- **What you are asked to do**
Omit all pictures and give the records below again exactly as written.

---------- Exercise material

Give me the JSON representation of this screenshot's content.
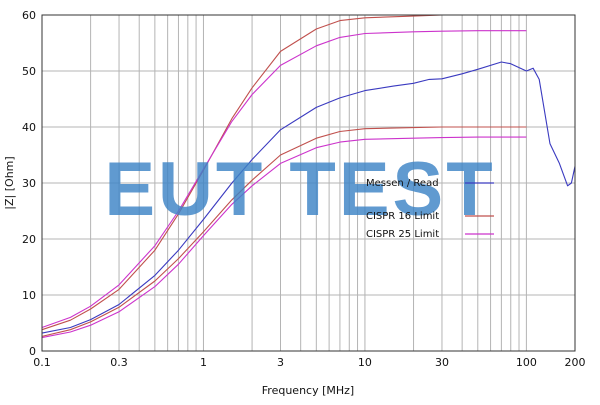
{
  "chart_data": {
    "type": "line",
    "title": "",
    "xlabel": "Frequency [MHz]",
    "ylabel": "|Z| [Ohm]",
    "xscale": "log",
    "xlim": [
      0.1,
      200
    ],
    "ylim": [
      0,
      60
    ],
    "grid": true,
    "legend_position": "center-right",
    "x_ticks": [
      {
        "v": 0.1,
        "label": "0.1"
      },
      {
        "v": 0.3,
        "label": "0.3"
      },
      {
        "v": 1,
        "label": "1"
      },
      {
        "v": 3,
        "label": "3"
      },
      {
        "v": 10,
        "label": "10"
      },
      {
        "v": 30,
        "label": "30"
      },
      {
        "v": 100,
        "label": "100"
      },
      {
        "v": 200,
        "label": "200"
      }
    ],
    "y_ticks": [
      {
        "v": 0,
        "label": "0"
      },
      {
        "v": 10,
        "label": "10"
      },
      {
        "v": 20,
        "label": "20"
      },
      {
        "v": 30,
        "label": "30"
      },
      {
        "v": 40,
        "label": "40"
      },
      {
        "v": 50,
        "label": "50"
      },
      {
        "v": 60,
        "label": "60"
      }
    ],
    "series": [
      {
        "name": "Messen / Read",
        "color": "#3a3ac0",
        "x": [
          0.1,
          0.15,
          0.2,
          0.3,
          0.5,
          0.7,
          1,
          1.5,
          2,
          3,
          5,
          7,
          10,
          15,
          20,
          25,
          30,
          40,
          50,
          70,
          80,
          100,
          110,
          120,
          140,
          160,
          180,
          190,
          200
        ],
        "y": [
          3.2,
          4.2,
          5.6,
          8.3,
          13.5,
          18,
          23.5,
          30,
          34.2,
          39.5,
          43.5,
          45.2,
          46.5,
          47.3,
          47.8,
          48.5,
          48.6,
          49.5,
          50.3,
          51.6,
          51.3,
          50,
          50.5,
          48.5,
          37,
          33.5,
          29.5,
          30,
          33
        ]
      },
      {
        "name": "CISPR 16 Limit",
        "color": "#c0504d",
        "x": [
          0.1,
          0.15,
          0.2,
          0.3,
          0.5,
          0.7,
          1,
          1.5,
          2,
          3,
          5,
          7,
          10,
          20,
          30,
          50,
          100
        ],
        "y": [
          3.8,
          5.5,
          7.5,
          11,
          18,
          24.5,
          32.3,
          41.5,
          47,
          53.5,
          57.5,
          59,
          59.5,
          59.8,
          60,
          60,
          60
        ]
      },
      {
        "name": "CISPR 16 Limit",
        "color": "#c0504d",
        "x": [
          0.1,
          0.15,
          0.2,
          0.3,
          0.5,
          0.7,
          1,
          1.5,
          2,
          3,
          5,
          7,
          10,
          20,
          30,
          50,
          100
        ],
        "y": [
          2.6,
          3.8,
          5.2,
          7.8,
          12.5,
          16.5,
          21.3,
          27,
          30.5,
          35,
          38,
          39.2,
          39.7,
          39.9,
          40,
          40,
          40
        ]
      },
      {
        "name": "CISPR 25 Limit",
        "color": "#cc33cc",
        "x": [
          0.1,
          0.15,
          0.2,
          0.3,
          0.5,
          0.7,
          1,
          1.5,
          2,
          3,
          5,
          7,
          10,
          20,
          30,
          50,
          100
        ],
        "y": [
          4.2,
          6,
          8,
          11.8,
          18.8,
          25,
          32.5,
          41,
          45.8,
          51,
          54.5,
          56,
          56.7,
          57,
          57.1,
          57.2,
          57.2
        ]
      },
      {
        "name": "CISPR 25 Limit",
        "color": "#cc33cc",
        "x": [
          0.1,
          0.15,
          0.2,
          0.3,
          0.5,
          0.7,
          1,
          1.5,
          2,
          3,
          5,
          7,
          10,
          20,
          30,
          50,
          100
        ],
        "y": [
          2.4,
          3.4,
          4.6,
          7,
          11.5,
          15.5,
          20.6,
          26.2,
          29.5,
          33.5,
          36.3,
          37.3,
          37.8,
          38,
          38.1,
          38.2,
          38.2
        ]
      }
    ],
    "legend": [
      {
        "label": "Messen / Read",
        "color": "#3a3ac0"
      },
      {
        "label": "CISPR 16 Limit",
        "color": "#c0504d"
      },
      {
        "label": "CISPR 25 Limit",
        "color": "#cc33cc"
      }
    ],
    "watermark": "EUT TEST"
  }
}
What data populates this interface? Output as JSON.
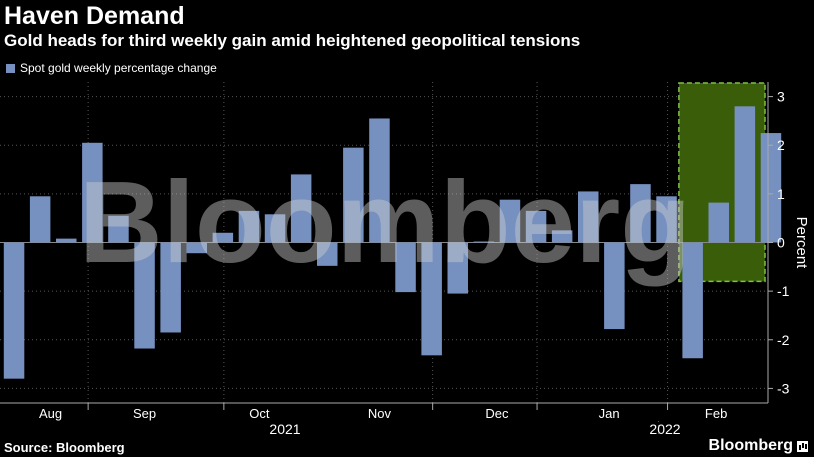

--------------------

- **Task result**
Give me the JSON representation of this screenshot's content.
{
  "chart_data": {
    "type": "line",
    "title": "",
    "xlabel": "Frequency [MHz]",
    "ylabel": "|Z| [Ohm]",
    "xscale": "log",
    "xlim": [
      0.1,
      200
    ],
    "ylim": [
      0,
      60
    ],
    "grid": true,
    "legend_position": "center-right",
    "x_ticks": [
      {
        "v": 0.1,
        "label": "0.1"
      },
      {
        "v": 0.3,
        "label": "0.3"
      },
      {
        "v": 1,
        "label": "1"
      },
      {
        "v": 3,
        "label": "3"
      },
      {
        "v": 10,
        "label": "10"
      },
      {
        "v": 30,
        "label": "30"
      },
      {
        "v": 100,
        "label": "100"
      },
      {
        "v": 200,
        "label": "200"
      }
    ],
    "y_ticks": [
      {
        "v": 0,
        "label": "0"
      },
      {
        "v": 10,
        "label": "10"
      },
      {
        "v": 20,
        "label": "20"
      },
      {
        "v": 30,
        "label": "30"
      },
      {
        "v": 40,
        "label": "40"
      },
      {
        "v": 50,
        "label": "50"
      },
      {
        "v": 60,
        "label": "60"
      }
    ],
    "series": [
      {
        "name": "Messen / Read",
        "color": "#3a3ac0",
        "x": [
          0.1,
          0.15,
          0.2,
          0.3,
          0.5,
          0.7,
          1,
          1.5,
          2,
          3,
          5,
          7,
          10,
          15,
          20,
          25,
          30,
          40,
          50,
          70,
          80,
          100,
          110,
          120,
          140,
          160,
          180,
          190,
          200
        ],
        "y": [
          3.2,
          4.2,
          5.6,
          8.3,
          13.5,
          18,
          23.5,
          30,
          34.2,
          39.5,
          43.5,
          45.2,
          46.5,
          47.3,
          47.8,
          48.5,
          48.6,
          49.5,
          50.3,
          51.6,
          51.3,
          50,
          50.5,
          48.5,
          37,
          33.5,
          29.5,
          30,
          33
        ]
      },
      {
        "name": "CISPR 16 Limit",
        "color": "#c0504d",
        "x": [
          0.1,
          0.15,
          0.2,
          0.3,
          0.5,
          0.7,
          1,
          1.5,
          2,
          3,
          5,
          7,
          10,
          20,
          30,
          50,
          100
        ],
        "y": [
          3.8,
          5.5,
          7.5,
          11,
          18,
          24.5,
          32.3,
          41.5,
          47,
          53.5,
          57.5,
          59,
          59.5,
          59.8,
          60,
          60,
          60
        ]
      },
      {
        "name": "CISPR 16 Limit",
        "color": "#c0504d",
        "x": [
          0.1,
          0.15,
          0.2,
          0.3,
          0.5,
          0.7,
          1,
          1.5,
          2,
          3,
          5,
          7,
          10,
          20,
          30,
          50,
          100
        ],
        "y": [
          2.6,
          3.8,
          5.2,
          7.8,
          12.5,
          16.5,
          21.3,
          27,
          30.5,
          35,
          38,
          39.2,
          39.7,
          39.9,
          40,
          40,
          40
        ]
      },
      {
        "name": "CISPR 25 Limit",
        "color": "#cc33cc",
        "x": [
          0.1,
          0.15,
          0.2,
          0.3,
          0.5,
          0.7,
          1,
          1.5,
          2,
          3,
          5,
          7,
          10,
          20,
          30,
          50,
          100
        ],
        "y": [
          4.2,
          6,
          8,
          11.8,
          18.8,
          25,
          32.5,
          41,
          45.8,
          51,
          54.5,
          56,
          56.7,
          57,
          57.1,
          57.2,
          57.2
        ]
      },
      {
        "name": "CISPR 25 Limit",
        "color": "#cc33cc",
        "x": [
          0.1,
          0.15,
          0.2,
          0.3,
          0.5,
          0.7,
          1,
          1.5,
          2,
          3,
          5,
          7,
          10,
          20,
          30,
          50,
          100
        ],
        "y": [
          2.4,
          3.4,
          4.6,
          7,
          11.5,
          15.5,
          20.6,
          26.2,
          29.5,
          33.5,
          36.3,
          37.3,
          37.8,
          38,
          38.1,
          38.2,
          38.2
        ]
      }
    ],
    "legend": [
      {
        "label": "Messen / Read",
        "color": "#3a3ac0"
      },
      {
        "label": "CISPR 16 Limit",
        "color": "#c0504d"
      },
      {
        "label": "CISPR 25 Limit",
        "color": "#cc33cc"
      }
    ],
    "watermark": "EUT TEST"
  }
}
What data populates this interface? Output as JSON.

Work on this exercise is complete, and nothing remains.